• _REQUEST_: Your reply should be one number: the count of lines holding the word "this".

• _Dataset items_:
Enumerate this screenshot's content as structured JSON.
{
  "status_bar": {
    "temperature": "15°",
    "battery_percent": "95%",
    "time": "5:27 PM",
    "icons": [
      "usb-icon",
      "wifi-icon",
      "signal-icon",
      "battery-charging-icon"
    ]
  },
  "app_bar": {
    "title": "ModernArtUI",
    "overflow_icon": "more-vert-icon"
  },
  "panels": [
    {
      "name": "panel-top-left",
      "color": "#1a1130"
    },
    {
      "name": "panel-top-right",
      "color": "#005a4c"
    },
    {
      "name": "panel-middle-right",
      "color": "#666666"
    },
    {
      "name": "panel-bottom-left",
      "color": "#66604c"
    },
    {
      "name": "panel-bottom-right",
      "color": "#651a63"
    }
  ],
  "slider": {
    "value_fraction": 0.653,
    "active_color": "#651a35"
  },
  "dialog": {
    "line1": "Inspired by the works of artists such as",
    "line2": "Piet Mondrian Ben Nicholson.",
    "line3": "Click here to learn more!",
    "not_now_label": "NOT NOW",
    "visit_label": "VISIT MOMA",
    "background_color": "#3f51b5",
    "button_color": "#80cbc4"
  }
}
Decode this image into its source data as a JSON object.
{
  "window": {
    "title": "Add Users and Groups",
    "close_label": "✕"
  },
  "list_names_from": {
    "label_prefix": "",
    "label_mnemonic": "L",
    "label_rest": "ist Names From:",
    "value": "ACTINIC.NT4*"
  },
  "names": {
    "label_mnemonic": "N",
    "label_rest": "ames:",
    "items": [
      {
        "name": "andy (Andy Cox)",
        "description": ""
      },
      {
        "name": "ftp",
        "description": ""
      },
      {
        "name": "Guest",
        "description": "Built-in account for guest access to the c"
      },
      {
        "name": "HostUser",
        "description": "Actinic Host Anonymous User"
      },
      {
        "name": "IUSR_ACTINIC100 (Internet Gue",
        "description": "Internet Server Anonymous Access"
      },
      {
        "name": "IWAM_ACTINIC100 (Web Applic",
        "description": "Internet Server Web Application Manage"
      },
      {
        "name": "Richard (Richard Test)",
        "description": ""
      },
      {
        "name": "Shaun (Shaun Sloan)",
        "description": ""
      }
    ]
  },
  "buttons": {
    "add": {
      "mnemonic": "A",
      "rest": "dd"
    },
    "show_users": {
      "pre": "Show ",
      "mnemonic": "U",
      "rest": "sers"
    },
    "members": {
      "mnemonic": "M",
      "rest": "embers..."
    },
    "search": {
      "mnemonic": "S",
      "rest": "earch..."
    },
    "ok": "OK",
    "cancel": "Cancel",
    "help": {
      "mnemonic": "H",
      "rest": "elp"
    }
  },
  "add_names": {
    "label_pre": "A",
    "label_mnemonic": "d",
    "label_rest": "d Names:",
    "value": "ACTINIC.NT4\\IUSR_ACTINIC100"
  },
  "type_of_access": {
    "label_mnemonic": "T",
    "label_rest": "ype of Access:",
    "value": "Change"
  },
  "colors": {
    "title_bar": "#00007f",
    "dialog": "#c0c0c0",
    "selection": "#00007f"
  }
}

• _THE COMPLETED TASK_: 2